→ Brief: Your task is to print all of the data word for word.

▼

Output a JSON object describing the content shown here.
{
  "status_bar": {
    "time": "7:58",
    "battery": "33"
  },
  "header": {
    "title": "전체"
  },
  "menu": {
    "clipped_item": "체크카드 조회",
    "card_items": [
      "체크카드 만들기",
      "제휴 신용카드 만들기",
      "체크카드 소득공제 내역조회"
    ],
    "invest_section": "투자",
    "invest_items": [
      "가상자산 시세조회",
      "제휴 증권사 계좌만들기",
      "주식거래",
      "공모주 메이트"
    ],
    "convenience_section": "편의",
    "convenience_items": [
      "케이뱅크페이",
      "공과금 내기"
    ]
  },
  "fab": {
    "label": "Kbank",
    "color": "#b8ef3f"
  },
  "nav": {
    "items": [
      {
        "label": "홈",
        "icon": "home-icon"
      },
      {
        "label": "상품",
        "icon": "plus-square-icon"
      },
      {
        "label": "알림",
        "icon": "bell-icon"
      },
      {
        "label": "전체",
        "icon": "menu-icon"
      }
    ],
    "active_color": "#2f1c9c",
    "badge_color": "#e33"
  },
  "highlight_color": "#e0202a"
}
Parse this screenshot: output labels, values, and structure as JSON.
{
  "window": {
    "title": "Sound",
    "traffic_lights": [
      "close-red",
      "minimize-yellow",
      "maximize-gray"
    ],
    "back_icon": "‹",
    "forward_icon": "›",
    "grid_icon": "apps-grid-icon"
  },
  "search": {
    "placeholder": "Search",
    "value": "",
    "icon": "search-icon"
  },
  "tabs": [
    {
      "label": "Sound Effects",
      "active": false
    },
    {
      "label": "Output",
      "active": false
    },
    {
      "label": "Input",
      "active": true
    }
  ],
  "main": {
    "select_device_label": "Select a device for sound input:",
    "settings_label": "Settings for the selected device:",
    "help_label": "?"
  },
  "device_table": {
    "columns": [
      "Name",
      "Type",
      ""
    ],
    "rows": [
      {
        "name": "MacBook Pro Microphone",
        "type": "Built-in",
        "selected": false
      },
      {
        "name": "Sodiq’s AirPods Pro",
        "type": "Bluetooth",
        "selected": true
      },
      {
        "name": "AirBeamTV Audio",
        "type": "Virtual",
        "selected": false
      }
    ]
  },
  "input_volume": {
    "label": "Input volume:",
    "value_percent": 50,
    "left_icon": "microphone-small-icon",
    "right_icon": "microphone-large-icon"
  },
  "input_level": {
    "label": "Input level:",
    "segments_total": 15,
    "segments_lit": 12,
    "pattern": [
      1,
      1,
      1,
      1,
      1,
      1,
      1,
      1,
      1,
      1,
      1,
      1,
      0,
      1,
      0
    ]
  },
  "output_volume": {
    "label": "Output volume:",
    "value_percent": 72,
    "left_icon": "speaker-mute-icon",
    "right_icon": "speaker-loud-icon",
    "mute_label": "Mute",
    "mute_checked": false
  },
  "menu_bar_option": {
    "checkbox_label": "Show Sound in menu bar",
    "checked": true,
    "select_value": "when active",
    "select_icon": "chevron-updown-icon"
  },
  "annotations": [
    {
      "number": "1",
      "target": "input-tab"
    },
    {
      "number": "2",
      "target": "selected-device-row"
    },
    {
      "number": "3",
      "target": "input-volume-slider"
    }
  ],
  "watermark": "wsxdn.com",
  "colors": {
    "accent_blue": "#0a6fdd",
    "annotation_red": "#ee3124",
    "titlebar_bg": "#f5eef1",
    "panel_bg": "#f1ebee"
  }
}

▲

→ Answer to this problem:
Output a JSON object describing the content shown here.
{
  "status_bar": {
    "time": "7:58",
    "battery": "33"
  },
  "header": {
    "title": "전체"
  },
  "menu": {
    "clipped_item": "체크카드 조회",
    "card_items": [
      "체크카드 만들기",
      "제휴 신용카드 만들기",
      "체크카드 소득공제 내역조회"
    ],
    "invest_section": "투자",
    "invest_items": [
      "가상자산 시세조회",
      "제휴 증권사 계좌만들기",
      "주식거래",
      "공모주 메이트"
    ],
    "convenience_section": "편의",
    "convenience_items": [
      "케이뱅크페이",
      "공과금 내기"
    ]
  },
  "fab": {
    "label": "Kbank",
    "color": "#b8ef3f"
  },
  "nav": {
    "items": [
      {
        "label": "홈",
        "icon": "home-icon"
      },
      {
        "label": "상품",
        "icon": "plus-square-icon"
      },
      {
        "label": "알림",
        "icon": "bell-icon"
      },
      {
        "label": "전체",
        "icon": "menu-icon"
      }
    ],
    "active_color": "#2f1c9c",
    "badge_color": "#e33"
  },
  "highlight_color": "#e0202a"
}
Parse this screenshot: output labels, values, and structure as JSON.
{
  "window": {
    "title": "Sound",
    "traffic_lights": [
      "close-red",
      "minimize-yellow",
      "maximize-gray"
    ],
    "back_icon": "‹",
    "forward_icon": "›",
    "grid_icon": "apps-grid-icon"
  },
  "search": {
    "placeholder": "Search",
    "value": "",
    "icon": "search-icon"
  },
  "tabs": [
    {
      "label": "Sound Effects",
      "active": false
    },
    {
      "label": "Output",
      "active": false
    },
    {
      "label": "Input",
      "active": true
    }
  ],
  "main": {
    "select_device_label": "Select a device for sound input:",
    "settings_label": "Settings for the selected device:",
    "help_label": "?"
  },
  "device_table": {
    "columns": [
      "Name",
      "Type",
      ""
    ],
    "rows": [
      {
        "name": "MacBook Pro Microphone",
        "type": "Built-in",
        "selected": false
      },
      {
        "name": "Sodiq’s AirPods Pro",
        "type": "Bluetooth",
        "selected": true
      },
      {
        "name": "AirBeamTV Audio",
        "type": "Virtual",
        "selected": false
      }
    ]
  },
  "input_volume": {
    "label": "Input volume:",
    "value_percent": 50,
    "left_icon": "microphone-small-icon",
    "right_icon": "microphone-large-icon"
  },
  "input_level": {
    "label": "Input level:",
    "segments_total": 15,
    "segments_lit": 12,
    "pattern": [
      1,
      1,
      1,
      1,
      1,
      1,
      1,
      1,
      1,
      1,
      1,
      1,
      0,
      1,
      0
    ]
  },
  "output_volume": {
    "label": "Output volume:",
    "value_percent": 72,
    "left_icon": "speaker-mute-icon",
    "right_icon": "speaker-loud-icon",
    "mute_label": "Mute",
    "mute_checked": false
  },
  "menu_bar_option": {
    "checkbox_label": "Show Sound in menu bar",
    "checked": true,
    "select_value": "when active",
    "select_icon": "chevron-updown-icon"
  },
  "annotations": [
    {
      "number": "1",
      "target": "input-tab"
    },
    {
      "number": "2",
      "target": "selected-device-row"
    },
    {
      "number": "3",
      "target": "input-volume-slider"
    }
  ],
  "watermark": "wsxdn.com",
  "colors": {
    "accent_blue": "#0a6fdd",
    "annotation_red": "#ee3124",
    "titlebar_bg": "#f5eef1",
    "panel_bg": "#f1ebee"
  }
}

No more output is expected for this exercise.